Given instruction -> Your job is to retype all of the data word for word, leaving every image out.

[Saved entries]

************

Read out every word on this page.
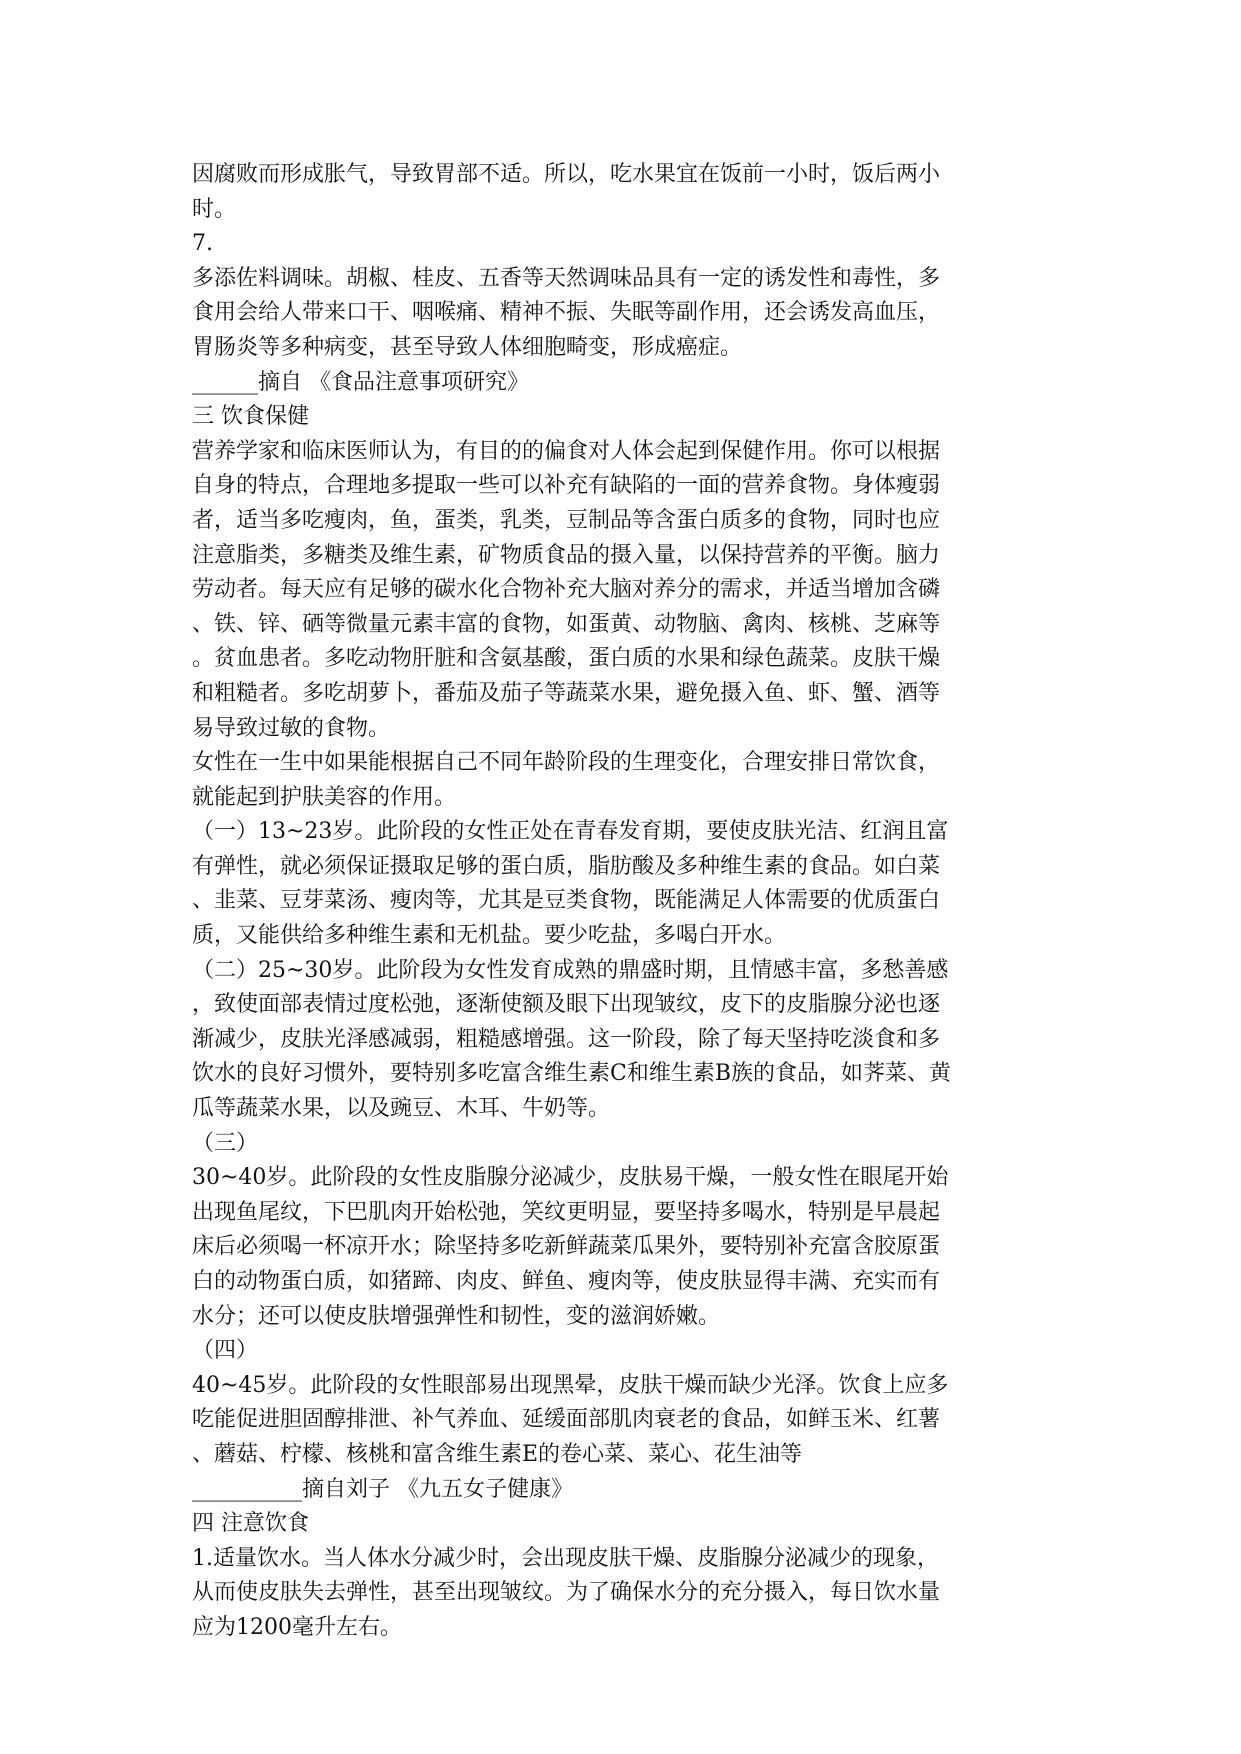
因腐败而形成胀气，导致胃部不适。所以，吃水果宜在饭前一小时，饭后两小
时。
7.
多添佐料调味。胡椒、桂皮、五香等天然调味品具有一定的诱发性和毒性，多
食用会给人带来口干、咽喉痛、精神不振、失眠等副作用，还会诱发高血压，
胃肠炎等多种病变，甚至导致人体细胞畸变，形成癌症。
______摘自 《食品注意事项研究》
三 饮食保健
营养学家和临床医师认为，有目的的偏食对人体会起到保健作用。你可以根据
自身的特点，合理地多提取一些可以补充有缺陷的一面的营养食物。身体瘦弱
者，适当多吃瘦肉，鱼，蛋类，乳类，豆制品等含蛋白质多的食物，同时也应
注意脂类，多糖类及维生素，矿物质食品的摄入量，以保持营养的平衡。脑力
劳动者。每天应有足够的碳水化合物补充大脑对养分的需求，并适当增加含磷
、铁、锌、硒等微量元素丰富的食物，如蛋黄、动物脑、禽肉、核桃、芝麻等
。贫血患者。多吃动物肝脏和含氨基酸，蛋白质的水果和绿色蔬菜。皮肤干燥
和粗糙者。多吃胡萝卜，番茄及茄子等蔬菜水果，避免摄入鱼、虾、蟹、酒等
易导致过敏的食物。
女性在一生中如果能根据自己不同年龄阶段的生理变化，合理安排日常饮食，
就能起到护肤美容的作用。
（一）13~23岁。此阶段的女性正处在青春发育期，要使皮肤光洁、红润且富
有弹性，就必须保证摄取足够的蛋白质，脂肪酸及多种维生素的食品。如白菜
、韭菜、豆芽菜汤、瘦肉等，尤其是豆类食物，既能满足人体需要的优质蛋白
质，又能供给多种维生素和无机盐。要少吃盐，多喝白开水。
（二）25~30岁。此阶段为女性发育成熟的鼎盛时期，且情感丰富，多愁善感
，致使面部表情过度松弛，逐渐使额及眼下出现皱纹，皮下的皮脂腺分泌也逐
渐减少，皮肤光泽感减弱，粗糙感增强。这一阶段，除了每天坚持吃淡食和多
饮水的良好习惯外，要特别多吃富含维生素C和维生素B族的食品，如荠菜、黄
瓜等蔬菜水果，以及豌豆、木耳、牛奶等。
（三）
30~40岁。此阶段的女性皮脂腺分泌减少，皮肤易干燥，一般女性在眼尾开始
出现鱼尾纹，下巴肌肉开始松弛，笑纹更明显，要坚持多喝水，特别是早晨起
床后必须喝一杯凉开水；除坚持多吃新鲜蔬菜瓜果外，要特别补充富含胶原蛋
白的动物蛋白质，如猪蹄、肉皮、鲜鱼、瘦肉等，使皮肤显得丰满、充实而有
水分；还可以使皮肤增强弹性和韧性，变的滋润娇嫩。
（四）
40~45岁。此阶段的女性眼部易出现黑晕，皮肤干燥而缺少光泽。饮食上应多
吃能促进胆固醇排泄、补气养血、延缓面部肌肉衰老的食品，如鲜玉米、红薯
、蘑菇、柠檬、核桃和富含维生素E的卷心菜、菜心、花生油等
__________摘自刘子 《九五女子健康》
四 注意饮食
1.适量饮水。当人体水分减少时，会出现皮肤干燥、皮脂腺分泌减少的现象，
从而使皮肤失去弹性，甚至出现皱纹。为了确保水分的充分摄入，每日饮水量
应为1200毫升左右。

************

Solution below ->
Read out every word on this page.
因腐败而形成胀气，导致胃部不适。所以，吃水果宜在饭前一小时，饭后两小
时。
7.
多添佐料调味。胡椒、桂皮、五香等天然调味品具有一定的诱发性和毒性，多
食用会给人带来口干、咽喉痛、精神不振、失眠等副作用，还会诱发高血压，
胃肠炎等多种病变，甚至导致人体细胞畸变，形成癌症。
______摘自 《食品注意事项研究》
三 饮食保健
营养学家和临床医师认为，有目的的偏食对人体会起到保健作用。你可以根据
自身的特点，合理地多提取一些可以补充有缺陷的一面的营养食物。身体瘦弱
者，适当多吃瘦肉，鱼，蛋类，乳类，豆制品等含蛋白质多的食物，同时也应
注意脂类，多糖类及维生素，矿物质食品的摄入量，以保持营养的平衡。脑力
劳动者。每天应有足够的碳水化合物补充大脑对养分的需求，并适当增加含磷
、铁、锌、硒等微量元素丰富的食物，如蛋黄、动物脑、禽肉、核桃、芝麻等
。贫血患者。多吃动物肝脏和含氨基酸，蛋白质的水果和绿色蔬菜。皮肤干燥
和粗糙者。多吃胡萝卜，番茄及茄子等蔬菜水果，避免摄入鱼、虾、蟹、酒等
易导致过敏的食物。
女性在一生中如果能根据自己不同年龄阶段的生理变化，合理安排日常饮食，
就能起到护肤美容的作用。
（一）13~23岁。此阶段的女性正处在青春发育期，要使皮肤光洁、红润且富
有弹性，就必须保证摄取足够的蛋白质，脂肪酸及多种维生素的食品。如白菜
、韭菜、豆芽菜汤、瘦肉等，尤其是豆类食物，既能满足人体需要的优质蛋白
质，又能供给多种维生素和无机盐。要少吃盐，多喝白开水。
（二）25~30岁。此阶段为女性发育成熟的鼎盛时期，且情感丰富，多愁善感
，致使面部表情过度松弛，逐渐使额及眼下出现皱纹，皮下的皮脂腺分泌也逐
渐减少，皮肤光泽感减弱，粗糙感增强。这一阶段，除了每天坚持吃淡食和多
饮水的良好习惯外，要特别多吃富含维生素C和维生素B族的食品，如荠菜、黄
瓜等蔬菜水果，以及豌豆、木耳、牛奶等。
（三）
30~40岁。此阶段的女性皮脂腺分泌减少，皮肤易干燥，一般女性在眼尾开始
出现鱼尾纹，下巴肌肉开始松弛，笑纹更明显，要坚持多喝水，特别是早晨起
床后必须喝一杯凉开水；除坚持多吃新鲜蔬菜瓜果外，要特别补充富含胶原蛋
白的动物蛋白质，如猪蹄、肉皮、鲜鱼、瘦肉等，使皮肤显得丰满、充实而有
水分；还可以使皮肤增强弹性和韧性，变的滋润娇嫩。
（四）
40~45岁。此阶段的女性眼部易出现黑晕，皮肤干燥而缺少光泽。饮食上应多
吃能促进胆固醇排泄、补气养血、延缓面部肌肉衰老的食品，如鲜玉米、红薯
、蘑菇、柠檬、核桃和富含维生素E的卷心菜、菜心、花生油等
__________摘自刘子 《九五女子健康》
四 注意饮食
1.适量饮水。当人体水分减少时，会出现皮肤干燥、皮脂腺分泌减少的现象，
从而使皮肤失去弹性，甚至出现皱纹。为了确保水分的充分摄入，每日饮水量
应为1200毫升左右。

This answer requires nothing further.